For the entries that follow, tally the lines holding the string "screenshot". Give the total and nothing else.

─── Supplied material ───

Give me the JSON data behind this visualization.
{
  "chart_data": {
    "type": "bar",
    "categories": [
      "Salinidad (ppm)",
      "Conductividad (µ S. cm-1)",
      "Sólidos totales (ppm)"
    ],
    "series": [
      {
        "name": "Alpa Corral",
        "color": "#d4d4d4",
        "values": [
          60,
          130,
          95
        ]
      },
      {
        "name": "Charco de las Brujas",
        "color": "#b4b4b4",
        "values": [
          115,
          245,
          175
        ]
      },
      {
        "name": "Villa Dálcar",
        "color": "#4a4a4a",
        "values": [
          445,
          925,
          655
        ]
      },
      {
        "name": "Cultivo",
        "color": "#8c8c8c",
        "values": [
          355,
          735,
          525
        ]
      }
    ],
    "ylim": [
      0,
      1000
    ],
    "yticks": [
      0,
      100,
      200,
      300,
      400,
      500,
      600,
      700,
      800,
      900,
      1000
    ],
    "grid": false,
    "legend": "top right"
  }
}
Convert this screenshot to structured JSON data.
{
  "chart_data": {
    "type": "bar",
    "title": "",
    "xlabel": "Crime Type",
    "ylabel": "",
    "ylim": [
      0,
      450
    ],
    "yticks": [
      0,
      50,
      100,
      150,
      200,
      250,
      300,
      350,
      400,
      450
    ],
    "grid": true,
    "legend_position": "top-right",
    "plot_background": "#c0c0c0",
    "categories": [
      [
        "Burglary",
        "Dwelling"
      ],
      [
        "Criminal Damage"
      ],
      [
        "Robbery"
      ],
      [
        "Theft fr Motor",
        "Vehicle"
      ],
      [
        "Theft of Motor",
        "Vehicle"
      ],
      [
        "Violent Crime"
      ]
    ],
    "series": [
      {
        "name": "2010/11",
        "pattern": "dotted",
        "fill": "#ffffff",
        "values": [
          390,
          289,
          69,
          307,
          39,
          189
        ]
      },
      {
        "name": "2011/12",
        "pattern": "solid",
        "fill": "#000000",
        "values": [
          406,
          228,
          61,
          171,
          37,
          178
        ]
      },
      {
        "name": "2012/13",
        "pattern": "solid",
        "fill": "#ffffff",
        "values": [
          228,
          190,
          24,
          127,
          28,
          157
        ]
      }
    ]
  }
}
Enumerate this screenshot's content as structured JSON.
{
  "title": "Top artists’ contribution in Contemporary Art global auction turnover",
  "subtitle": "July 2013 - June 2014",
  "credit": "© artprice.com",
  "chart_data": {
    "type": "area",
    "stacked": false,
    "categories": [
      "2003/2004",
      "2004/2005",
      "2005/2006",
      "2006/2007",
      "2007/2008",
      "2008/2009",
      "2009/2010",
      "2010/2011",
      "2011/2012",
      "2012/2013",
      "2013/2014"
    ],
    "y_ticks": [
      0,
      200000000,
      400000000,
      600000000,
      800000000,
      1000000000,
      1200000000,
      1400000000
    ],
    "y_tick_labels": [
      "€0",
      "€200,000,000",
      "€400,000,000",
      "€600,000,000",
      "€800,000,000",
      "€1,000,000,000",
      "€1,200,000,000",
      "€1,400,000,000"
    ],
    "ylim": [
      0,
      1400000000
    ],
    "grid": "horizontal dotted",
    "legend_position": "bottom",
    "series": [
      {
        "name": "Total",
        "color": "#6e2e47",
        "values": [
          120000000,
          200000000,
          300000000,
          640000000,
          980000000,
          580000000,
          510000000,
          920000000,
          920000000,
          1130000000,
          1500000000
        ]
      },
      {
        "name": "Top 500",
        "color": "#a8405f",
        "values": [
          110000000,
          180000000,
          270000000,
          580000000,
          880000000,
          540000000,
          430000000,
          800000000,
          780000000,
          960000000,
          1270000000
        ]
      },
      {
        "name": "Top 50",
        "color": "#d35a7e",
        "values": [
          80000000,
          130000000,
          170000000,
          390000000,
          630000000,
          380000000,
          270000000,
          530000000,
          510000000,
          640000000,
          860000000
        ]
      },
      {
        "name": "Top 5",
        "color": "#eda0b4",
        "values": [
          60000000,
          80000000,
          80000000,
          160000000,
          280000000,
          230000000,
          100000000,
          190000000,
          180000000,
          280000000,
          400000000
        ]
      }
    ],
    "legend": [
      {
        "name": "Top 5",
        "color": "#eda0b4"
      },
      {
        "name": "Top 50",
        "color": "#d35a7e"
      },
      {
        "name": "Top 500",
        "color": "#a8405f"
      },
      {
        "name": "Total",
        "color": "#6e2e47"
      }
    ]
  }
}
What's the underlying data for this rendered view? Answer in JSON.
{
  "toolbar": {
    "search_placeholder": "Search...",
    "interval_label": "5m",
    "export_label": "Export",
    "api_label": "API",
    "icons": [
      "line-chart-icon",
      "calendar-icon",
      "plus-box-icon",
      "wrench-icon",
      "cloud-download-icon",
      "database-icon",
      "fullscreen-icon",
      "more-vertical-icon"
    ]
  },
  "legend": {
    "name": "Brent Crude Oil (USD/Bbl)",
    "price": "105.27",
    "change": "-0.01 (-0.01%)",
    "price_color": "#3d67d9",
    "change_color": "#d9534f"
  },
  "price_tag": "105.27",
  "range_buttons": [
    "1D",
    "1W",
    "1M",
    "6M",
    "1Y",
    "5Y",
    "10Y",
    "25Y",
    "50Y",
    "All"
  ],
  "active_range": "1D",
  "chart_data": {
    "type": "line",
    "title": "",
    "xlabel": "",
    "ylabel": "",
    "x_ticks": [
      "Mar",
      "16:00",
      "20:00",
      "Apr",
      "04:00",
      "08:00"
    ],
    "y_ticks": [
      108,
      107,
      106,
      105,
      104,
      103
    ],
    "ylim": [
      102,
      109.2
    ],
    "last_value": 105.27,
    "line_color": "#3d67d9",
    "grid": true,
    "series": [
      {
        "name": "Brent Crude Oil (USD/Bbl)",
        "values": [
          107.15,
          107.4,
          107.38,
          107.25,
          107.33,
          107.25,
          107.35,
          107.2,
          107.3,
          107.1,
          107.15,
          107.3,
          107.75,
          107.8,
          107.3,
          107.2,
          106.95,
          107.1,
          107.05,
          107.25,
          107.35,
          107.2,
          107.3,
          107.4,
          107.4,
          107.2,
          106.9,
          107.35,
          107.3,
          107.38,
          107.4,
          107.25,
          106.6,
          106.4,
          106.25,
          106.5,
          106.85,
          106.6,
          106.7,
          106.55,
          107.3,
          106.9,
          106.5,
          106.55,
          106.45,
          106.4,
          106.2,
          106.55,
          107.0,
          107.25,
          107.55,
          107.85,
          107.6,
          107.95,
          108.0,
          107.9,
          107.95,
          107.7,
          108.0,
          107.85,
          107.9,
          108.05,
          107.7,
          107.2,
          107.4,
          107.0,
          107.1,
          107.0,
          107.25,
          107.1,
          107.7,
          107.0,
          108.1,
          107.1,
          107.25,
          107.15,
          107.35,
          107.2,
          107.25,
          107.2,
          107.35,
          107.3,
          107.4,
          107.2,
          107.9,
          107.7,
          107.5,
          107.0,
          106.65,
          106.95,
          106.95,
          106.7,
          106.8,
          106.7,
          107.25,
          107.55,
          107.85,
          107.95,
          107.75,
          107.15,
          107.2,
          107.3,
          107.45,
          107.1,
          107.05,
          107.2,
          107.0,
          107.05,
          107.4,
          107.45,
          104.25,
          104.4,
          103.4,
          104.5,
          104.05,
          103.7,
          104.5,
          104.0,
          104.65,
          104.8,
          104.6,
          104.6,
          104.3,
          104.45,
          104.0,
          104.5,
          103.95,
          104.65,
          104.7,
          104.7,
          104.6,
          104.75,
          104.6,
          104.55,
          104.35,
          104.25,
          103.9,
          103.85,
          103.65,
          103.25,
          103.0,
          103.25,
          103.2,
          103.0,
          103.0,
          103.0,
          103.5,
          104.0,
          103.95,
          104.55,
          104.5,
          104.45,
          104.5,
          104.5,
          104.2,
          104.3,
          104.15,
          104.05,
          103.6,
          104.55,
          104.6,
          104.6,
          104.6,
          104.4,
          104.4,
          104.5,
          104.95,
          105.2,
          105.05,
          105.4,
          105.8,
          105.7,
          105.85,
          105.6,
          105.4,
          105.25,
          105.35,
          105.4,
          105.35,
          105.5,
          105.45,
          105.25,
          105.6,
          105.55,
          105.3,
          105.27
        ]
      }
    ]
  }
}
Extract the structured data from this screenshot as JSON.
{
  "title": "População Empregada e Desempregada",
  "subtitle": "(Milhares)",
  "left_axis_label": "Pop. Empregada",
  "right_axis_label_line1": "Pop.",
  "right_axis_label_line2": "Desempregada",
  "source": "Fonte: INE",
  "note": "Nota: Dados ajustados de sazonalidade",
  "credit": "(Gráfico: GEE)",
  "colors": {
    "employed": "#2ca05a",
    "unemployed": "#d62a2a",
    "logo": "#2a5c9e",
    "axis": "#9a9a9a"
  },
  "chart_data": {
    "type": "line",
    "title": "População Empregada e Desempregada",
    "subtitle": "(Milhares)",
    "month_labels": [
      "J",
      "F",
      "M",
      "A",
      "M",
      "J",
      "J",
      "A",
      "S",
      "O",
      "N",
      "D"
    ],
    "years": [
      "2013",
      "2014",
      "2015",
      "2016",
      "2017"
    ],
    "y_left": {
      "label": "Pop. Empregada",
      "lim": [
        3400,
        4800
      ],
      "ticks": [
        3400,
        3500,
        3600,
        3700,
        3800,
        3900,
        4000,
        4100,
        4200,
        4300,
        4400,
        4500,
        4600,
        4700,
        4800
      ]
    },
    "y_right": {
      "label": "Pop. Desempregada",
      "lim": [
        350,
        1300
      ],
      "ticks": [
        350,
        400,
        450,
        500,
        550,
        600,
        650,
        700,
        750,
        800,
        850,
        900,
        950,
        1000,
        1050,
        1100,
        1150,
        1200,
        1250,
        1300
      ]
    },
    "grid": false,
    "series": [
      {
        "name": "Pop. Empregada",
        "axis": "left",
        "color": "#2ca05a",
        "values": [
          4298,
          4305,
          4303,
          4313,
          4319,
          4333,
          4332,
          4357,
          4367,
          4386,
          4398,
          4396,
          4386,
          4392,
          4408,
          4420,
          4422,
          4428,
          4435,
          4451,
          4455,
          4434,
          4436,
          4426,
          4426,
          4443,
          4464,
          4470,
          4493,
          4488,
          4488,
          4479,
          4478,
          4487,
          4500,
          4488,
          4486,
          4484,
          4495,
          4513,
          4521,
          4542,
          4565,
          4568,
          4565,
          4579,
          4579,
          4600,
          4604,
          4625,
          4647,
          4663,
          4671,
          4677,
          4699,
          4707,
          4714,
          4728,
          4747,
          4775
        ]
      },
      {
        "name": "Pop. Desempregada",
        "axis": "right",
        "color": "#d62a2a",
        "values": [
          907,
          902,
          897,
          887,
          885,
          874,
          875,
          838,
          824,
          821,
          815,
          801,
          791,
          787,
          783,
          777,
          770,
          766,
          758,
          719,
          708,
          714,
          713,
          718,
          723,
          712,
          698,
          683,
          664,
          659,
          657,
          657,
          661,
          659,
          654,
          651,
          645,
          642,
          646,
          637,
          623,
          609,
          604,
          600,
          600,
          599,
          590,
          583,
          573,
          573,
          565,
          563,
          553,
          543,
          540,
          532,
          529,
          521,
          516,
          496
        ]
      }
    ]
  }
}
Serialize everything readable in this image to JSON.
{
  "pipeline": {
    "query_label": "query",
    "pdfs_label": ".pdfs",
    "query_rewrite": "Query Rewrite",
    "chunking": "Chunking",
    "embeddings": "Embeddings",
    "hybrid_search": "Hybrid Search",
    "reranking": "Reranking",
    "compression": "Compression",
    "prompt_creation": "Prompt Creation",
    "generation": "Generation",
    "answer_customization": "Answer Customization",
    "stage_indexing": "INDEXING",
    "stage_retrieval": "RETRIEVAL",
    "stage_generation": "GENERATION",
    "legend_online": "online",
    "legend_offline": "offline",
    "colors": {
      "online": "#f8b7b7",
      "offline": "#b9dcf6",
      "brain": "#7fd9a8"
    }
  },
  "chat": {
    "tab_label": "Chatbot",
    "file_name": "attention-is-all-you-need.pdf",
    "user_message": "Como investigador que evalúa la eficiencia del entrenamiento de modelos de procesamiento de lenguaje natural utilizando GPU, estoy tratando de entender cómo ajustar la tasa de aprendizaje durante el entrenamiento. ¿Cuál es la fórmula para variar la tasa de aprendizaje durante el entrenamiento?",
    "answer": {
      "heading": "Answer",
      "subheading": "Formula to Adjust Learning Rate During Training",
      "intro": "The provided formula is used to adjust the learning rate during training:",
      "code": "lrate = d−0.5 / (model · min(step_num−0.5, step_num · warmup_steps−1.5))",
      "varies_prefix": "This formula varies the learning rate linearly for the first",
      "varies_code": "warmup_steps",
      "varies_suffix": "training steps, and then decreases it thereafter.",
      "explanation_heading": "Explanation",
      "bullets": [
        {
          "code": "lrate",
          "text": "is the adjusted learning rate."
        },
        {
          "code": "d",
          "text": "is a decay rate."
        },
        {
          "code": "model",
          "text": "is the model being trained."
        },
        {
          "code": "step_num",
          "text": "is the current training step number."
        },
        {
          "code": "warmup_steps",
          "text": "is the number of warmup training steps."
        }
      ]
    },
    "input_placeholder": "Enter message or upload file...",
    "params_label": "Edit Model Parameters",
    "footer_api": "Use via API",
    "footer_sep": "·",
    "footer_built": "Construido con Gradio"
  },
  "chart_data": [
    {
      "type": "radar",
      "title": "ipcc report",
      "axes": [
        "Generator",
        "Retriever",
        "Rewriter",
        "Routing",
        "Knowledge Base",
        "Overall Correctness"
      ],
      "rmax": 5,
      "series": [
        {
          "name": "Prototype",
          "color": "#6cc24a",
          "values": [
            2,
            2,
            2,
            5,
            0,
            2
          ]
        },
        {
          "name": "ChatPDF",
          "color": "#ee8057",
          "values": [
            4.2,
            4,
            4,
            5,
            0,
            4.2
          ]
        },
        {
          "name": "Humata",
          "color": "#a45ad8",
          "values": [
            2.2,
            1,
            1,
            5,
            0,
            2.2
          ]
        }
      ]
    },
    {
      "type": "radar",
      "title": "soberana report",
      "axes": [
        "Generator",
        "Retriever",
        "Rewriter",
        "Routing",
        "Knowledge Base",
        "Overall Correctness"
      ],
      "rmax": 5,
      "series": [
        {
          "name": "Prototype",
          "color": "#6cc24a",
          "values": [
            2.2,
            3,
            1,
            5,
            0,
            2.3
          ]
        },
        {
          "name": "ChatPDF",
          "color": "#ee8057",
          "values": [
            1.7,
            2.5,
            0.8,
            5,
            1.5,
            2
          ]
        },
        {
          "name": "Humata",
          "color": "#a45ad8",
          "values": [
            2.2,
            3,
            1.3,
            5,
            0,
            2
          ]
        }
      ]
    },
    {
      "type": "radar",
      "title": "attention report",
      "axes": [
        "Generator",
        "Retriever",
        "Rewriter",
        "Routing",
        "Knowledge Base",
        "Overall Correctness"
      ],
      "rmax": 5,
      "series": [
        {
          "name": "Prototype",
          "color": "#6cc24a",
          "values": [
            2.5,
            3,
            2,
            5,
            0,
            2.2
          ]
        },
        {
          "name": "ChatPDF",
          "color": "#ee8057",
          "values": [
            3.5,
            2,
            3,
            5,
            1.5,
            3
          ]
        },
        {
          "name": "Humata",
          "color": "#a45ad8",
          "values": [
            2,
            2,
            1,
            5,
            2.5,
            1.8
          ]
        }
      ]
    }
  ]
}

───

[Exercise solution]:
3